* BEGIN *

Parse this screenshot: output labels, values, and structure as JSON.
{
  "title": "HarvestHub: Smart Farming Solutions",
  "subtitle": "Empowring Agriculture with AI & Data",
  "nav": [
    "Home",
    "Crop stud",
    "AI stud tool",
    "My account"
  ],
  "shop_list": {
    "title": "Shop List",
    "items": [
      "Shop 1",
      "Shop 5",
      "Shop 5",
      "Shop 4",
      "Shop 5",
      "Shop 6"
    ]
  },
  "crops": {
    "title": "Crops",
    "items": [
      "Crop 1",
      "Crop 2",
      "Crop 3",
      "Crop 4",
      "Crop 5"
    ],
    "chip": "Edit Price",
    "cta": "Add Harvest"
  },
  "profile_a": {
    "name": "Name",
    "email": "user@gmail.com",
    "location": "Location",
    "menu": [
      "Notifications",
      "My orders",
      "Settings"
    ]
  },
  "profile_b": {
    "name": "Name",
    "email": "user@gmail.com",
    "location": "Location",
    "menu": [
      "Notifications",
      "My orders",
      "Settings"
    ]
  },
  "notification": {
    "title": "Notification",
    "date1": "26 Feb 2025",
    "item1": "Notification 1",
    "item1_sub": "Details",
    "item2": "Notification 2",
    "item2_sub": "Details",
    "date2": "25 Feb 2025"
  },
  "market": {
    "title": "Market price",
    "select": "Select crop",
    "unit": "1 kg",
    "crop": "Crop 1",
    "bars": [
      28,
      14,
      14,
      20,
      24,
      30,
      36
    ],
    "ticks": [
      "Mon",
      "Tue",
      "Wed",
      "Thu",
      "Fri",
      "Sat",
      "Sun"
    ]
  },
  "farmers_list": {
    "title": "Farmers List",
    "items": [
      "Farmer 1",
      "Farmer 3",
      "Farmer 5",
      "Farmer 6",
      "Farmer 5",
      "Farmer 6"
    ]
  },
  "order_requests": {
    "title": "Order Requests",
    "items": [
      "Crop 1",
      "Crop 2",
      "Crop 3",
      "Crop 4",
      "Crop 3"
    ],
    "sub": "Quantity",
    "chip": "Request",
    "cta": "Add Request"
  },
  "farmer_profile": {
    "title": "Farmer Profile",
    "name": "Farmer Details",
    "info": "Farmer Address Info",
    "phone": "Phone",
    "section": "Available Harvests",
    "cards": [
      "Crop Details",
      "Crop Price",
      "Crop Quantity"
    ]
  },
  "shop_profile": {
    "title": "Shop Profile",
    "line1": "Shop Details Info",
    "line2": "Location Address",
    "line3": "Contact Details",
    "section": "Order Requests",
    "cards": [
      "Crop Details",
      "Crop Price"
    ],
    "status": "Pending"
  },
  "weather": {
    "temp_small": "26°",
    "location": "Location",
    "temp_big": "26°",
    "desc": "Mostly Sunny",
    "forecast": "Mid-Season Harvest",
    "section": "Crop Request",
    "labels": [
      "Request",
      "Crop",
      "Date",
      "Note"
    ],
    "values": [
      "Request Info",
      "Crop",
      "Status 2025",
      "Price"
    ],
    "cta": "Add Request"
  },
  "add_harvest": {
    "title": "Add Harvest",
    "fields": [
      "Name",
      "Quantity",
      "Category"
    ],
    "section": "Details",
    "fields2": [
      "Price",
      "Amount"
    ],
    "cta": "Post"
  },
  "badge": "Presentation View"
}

* END *

Pick out and copy the lines of the material that include the word "Quantity".

Output below
    "sub": "Quantity",
      "Crop Quantity"
      "Quantity",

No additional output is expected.